• **Required work**:
Show each line in the entries below that contains the string "country", copied in full and unchanged.
-- Begin Records to process --
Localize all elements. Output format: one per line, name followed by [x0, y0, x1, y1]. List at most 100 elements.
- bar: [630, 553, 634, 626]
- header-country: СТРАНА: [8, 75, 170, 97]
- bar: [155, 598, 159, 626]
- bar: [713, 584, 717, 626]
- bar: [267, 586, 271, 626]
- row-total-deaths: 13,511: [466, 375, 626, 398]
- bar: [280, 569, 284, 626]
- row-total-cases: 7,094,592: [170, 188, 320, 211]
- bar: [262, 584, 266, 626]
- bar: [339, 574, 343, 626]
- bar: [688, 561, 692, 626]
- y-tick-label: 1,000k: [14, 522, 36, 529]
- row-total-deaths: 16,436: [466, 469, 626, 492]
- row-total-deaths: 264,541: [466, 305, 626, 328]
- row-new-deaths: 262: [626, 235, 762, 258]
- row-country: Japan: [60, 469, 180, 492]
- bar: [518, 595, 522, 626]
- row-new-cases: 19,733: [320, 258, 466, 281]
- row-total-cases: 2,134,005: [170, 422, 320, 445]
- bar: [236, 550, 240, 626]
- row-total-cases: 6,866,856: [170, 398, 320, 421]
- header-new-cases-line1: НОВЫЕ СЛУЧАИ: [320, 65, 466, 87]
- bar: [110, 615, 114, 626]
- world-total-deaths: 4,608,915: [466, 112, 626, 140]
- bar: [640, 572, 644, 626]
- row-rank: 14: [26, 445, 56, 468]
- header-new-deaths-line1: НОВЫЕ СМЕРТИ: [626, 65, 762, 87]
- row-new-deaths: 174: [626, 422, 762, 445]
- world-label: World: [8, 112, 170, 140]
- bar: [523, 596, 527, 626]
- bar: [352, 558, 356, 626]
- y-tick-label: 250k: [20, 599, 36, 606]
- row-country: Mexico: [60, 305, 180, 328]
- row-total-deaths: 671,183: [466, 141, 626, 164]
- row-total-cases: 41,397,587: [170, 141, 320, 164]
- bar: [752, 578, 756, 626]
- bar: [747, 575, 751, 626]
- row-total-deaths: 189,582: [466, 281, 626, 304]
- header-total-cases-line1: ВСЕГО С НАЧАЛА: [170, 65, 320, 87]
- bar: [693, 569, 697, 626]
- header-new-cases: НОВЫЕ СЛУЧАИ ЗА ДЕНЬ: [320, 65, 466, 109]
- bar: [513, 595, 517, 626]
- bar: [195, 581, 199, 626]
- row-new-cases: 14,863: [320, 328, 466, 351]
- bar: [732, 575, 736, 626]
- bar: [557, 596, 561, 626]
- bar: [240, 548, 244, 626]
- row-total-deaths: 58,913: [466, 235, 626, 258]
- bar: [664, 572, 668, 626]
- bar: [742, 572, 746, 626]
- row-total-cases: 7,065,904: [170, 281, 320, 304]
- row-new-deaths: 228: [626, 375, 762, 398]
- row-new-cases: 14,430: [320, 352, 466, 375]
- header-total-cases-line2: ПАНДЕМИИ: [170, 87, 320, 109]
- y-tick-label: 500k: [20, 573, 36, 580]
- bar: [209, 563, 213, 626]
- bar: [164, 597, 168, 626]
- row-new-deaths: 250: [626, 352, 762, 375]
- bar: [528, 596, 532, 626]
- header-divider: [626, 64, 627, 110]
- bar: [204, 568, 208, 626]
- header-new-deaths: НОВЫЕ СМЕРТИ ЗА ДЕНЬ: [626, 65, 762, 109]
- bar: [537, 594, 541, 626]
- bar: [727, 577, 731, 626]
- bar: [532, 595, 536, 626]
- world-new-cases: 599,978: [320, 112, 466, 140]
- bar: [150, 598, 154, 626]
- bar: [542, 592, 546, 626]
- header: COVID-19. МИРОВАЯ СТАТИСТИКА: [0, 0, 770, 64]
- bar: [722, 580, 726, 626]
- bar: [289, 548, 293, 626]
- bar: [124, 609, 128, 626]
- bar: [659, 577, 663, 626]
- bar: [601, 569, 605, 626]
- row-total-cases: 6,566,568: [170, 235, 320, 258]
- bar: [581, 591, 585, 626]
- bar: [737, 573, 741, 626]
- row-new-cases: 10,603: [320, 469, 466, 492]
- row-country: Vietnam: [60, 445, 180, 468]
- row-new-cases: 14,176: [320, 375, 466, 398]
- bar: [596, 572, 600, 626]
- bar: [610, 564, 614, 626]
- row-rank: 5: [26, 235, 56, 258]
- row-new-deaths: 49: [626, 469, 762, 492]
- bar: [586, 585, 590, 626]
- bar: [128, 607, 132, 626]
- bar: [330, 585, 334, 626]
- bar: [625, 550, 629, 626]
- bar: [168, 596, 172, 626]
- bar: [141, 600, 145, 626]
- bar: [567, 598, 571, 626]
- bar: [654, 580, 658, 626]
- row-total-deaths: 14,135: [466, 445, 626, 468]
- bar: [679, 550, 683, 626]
-- End Records to process --
• **Output below**:
- header-country: СТРАНА: [8, 75, 170, 97]
- row-country: Japan: [60, 469, 180, 492]
- row-country: Mexico: [60, 305, 180, 328]
- row-country: Vietnam: [60, 445, 180, 468]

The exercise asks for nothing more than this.